# Data for the task:
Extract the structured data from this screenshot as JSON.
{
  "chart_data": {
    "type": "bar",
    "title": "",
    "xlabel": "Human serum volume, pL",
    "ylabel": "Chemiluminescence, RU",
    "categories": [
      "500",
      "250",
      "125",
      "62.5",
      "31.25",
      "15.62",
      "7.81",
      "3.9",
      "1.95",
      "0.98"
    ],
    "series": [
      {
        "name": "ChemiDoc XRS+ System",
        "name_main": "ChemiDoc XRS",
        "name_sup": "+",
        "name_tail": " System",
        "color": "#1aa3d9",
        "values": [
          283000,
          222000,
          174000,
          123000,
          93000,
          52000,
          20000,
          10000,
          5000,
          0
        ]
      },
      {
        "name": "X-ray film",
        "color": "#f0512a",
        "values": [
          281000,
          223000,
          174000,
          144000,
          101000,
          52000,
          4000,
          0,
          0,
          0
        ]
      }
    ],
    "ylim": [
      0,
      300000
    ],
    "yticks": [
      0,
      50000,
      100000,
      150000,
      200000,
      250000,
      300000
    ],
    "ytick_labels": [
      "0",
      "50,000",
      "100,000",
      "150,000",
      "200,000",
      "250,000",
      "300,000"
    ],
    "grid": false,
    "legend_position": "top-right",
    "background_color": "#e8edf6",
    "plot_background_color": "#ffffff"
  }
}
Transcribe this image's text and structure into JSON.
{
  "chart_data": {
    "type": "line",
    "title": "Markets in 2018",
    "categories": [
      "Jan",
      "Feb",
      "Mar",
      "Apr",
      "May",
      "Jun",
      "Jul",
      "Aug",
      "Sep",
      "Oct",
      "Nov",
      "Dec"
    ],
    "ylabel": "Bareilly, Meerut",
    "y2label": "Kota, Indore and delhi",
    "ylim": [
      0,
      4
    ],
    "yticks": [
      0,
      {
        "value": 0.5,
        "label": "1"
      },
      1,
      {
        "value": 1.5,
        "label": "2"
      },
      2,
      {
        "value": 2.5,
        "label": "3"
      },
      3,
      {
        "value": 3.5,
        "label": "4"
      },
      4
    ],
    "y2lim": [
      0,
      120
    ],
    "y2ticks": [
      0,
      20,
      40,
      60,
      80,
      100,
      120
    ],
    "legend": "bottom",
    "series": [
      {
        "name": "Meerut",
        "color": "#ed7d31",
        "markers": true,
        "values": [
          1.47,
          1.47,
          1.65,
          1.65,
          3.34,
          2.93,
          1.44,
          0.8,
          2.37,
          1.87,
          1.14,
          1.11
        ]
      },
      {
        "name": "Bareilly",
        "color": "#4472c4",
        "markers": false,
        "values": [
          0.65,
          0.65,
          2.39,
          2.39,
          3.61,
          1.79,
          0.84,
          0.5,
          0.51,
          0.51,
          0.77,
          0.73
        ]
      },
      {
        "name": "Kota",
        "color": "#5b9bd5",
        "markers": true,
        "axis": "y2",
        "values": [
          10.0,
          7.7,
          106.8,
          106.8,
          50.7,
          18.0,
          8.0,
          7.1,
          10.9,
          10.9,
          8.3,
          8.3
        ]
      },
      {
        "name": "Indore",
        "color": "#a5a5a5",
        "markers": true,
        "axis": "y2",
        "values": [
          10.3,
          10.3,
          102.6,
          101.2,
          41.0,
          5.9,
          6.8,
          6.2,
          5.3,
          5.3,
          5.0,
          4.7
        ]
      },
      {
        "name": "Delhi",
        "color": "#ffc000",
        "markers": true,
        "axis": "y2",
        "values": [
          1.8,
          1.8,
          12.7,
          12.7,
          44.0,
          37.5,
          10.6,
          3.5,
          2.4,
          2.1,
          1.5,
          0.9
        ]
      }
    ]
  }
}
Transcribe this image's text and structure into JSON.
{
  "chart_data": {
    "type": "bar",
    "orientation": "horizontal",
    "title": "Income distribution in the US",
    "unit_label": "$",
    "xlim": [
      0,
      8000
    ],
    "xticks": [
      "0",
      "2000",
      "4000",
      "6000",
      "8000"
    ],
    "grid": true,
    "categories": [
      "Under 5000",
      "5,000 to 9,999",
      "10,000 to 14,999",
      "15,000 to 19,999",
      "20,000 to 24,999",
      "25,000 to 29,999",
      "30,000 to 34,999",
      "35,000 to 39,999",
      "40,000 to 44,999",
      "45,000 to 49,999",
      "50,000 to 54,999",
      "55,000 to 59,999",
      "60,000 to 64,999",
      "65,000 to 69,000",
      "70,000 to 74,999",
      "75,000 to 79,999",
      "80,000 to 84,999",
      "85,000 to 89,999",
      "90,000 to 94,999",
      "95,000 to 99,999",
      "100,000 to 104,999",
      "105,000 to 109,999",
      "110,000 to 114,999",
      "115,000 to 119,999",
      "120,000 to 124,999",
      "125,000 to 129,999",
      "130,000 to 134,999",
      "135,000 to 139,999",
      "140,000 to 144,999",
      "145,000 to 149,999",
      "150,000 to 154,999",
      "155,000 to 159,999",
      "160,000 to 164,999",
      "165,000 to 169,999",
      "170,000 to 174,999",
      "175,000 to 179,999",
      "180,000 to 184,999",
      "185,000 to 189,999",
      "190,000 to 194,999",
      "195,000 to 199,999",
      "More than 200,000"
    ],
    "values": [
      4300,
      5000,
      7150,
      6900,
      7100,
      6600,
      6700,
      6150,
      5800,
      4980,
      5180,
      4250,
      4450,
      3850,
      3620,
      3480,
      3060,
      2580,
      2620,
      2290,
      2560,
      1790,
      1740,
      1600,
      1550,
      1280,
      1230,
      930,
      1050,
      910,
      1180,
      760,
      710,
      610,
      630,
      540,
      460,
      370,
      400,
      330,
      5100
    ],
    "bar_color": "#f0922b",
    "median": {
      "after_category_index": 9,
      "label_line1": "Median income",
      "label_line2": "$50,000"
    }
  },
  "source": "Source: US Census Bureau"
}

# Exercise brief:
From the data, pick out every line that includes "ChemiDoc".

# Solution below:
        "name": "ChemiDoc XRS+ System",
        "name_main": "ChemiDoc XRS",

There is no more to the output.